Scan the data below and report how many lines include the word "материала". Nothing else is wanted.

(Collected data entries)
>>

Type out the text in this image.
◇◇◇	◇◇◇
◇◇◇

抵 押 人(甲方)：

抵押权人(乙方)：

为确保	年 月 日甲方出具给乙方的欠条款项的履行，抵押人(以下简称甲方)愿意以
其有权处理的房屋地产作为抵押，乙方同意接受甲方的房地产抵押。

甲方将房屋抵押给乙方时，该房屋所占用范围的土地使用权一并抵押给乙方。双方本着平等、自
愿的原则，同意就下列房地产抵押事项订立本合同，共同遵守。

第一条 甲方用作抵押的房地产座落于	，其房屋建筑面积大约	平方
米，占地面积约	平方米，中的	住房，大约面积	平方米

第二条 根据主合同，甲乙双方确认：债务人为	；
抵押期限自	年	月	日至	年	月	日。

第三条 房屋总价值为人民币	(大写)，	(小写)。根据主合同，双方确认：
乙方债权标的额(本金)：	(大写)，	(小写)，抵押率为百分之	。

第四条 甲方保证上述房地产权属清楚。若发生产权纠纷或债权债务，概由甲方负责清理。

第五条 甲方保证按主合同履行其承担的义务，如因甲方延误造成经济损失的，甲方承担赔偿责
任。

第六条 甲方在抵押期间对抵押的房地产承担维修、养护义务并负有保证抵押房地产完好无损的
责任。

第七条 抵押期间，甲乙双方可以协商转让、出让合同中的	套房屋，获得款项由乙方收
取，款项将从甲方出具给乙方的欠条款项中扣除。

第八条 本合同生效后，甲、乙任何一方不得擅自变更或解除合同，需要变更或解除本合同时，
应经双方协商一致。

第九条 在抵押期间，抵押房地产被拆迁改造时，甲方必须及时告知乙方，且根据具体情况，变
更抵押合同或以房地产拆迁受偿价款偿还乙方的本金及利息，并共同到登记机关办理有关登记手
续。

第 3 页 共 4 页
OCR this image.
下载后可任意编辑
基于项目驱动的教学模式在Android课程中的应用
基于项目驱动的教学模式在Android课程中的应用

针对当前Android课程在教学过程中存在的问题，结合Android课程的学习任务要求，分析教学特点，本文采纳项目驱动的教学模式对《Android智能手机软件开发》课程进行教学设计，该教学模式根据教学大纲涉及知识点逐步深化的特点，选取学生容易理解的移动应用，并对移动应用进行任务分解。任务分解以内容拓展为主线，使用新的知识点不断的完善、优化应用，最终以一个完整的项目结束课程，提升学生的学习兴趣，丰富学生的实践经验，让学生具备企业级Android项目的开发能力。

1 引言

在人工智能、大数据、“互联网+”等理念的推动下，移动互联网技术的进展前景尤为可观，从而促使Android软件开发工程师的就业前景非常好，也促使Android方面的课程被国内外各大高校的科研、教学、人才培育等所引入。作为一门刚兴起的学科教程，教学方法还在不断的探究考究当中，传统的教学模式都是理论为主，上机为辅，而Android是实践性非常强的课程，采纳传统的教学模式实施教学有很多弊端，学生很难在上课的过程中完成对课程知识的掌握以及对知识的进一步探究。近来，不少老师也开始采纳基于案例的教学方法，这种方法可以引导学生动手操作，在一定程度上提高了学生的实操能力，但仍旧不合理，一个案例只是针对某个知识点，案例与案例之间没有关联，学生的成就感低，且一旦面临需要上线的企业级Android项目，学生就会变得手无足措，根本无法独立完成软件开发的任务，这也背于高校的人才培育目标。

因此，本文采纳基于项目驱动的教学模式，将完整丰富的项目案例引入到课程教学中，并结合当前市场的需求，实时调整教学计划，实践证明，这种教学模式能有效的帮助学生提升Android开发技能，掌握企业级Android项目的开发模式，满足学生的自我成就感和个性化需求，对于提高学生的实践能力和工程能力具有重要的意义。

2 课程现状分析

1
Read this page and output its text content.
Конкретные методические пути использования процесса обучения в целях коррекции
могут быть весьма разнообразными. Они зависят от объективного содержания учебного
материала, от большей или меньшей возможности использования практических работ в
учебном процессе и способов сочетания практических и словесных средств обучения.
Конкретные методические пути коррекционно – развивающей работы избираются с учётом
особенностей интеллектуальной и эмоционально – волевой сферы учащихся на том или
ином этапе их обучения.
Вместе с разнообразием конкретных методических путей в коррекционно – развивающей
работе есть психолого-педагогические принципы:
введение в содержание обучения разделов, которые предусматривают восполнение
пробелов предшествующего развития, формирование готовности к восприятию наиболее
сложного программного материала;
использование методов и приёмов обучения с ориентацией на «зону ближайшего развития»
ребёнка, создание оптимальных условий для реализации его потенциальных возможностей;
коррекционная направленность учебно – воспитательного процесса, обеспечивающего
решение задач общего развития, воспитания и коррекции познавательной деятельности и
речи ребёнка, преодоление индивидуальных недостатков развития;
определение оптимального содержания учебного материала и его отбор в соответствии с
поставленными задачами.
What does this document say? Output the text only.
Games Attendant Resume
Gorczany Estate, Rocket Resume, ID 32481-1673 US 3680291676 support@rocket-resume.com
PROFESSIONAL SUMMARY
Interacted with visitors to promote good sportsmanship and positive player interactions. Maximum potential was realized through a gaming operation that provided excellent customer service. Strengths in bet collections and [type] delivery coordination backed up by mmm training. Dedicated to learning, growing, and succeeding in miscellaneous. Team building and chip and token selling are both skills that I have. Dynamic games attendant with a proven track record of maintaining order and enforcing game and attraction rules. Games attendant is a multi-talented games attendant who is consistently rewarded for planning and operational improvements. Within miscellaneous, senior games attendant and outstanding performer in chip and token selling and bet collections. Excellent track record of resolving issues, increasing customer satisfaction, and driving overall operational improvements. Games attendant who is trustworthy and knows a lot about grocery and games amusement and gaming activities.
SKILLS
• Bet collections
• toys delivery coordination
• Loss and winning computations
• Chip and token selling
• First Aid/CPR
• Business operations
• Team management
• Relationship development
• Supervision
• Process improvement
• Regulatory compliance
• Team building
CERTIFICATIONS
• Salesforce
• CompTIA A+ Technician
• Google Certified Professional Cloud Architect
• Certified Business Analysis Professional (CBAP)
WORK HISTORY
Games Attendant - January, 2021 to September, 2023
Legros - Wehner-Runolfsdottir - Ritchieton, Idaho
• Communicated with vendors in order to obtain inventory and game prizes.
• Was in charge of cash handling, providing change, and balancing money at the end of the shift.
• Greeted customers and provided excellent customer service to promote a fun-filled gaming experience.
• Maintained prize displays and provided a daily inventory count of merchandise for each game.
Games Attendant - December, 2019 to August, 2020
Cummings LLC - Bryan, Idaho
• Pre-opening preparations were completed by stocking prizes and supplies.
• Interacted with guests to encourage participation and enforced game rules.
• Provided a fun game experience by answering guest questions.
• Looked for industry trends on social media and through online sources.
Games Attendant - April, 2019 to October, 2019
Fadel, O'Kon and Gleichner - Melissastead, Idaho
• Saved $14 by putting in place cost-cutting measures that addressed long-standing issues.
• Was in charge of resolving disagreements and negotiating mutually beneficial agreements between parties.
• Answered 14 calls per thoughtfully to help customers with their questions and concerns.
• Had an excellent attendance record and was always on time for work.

<<

→ Result: 3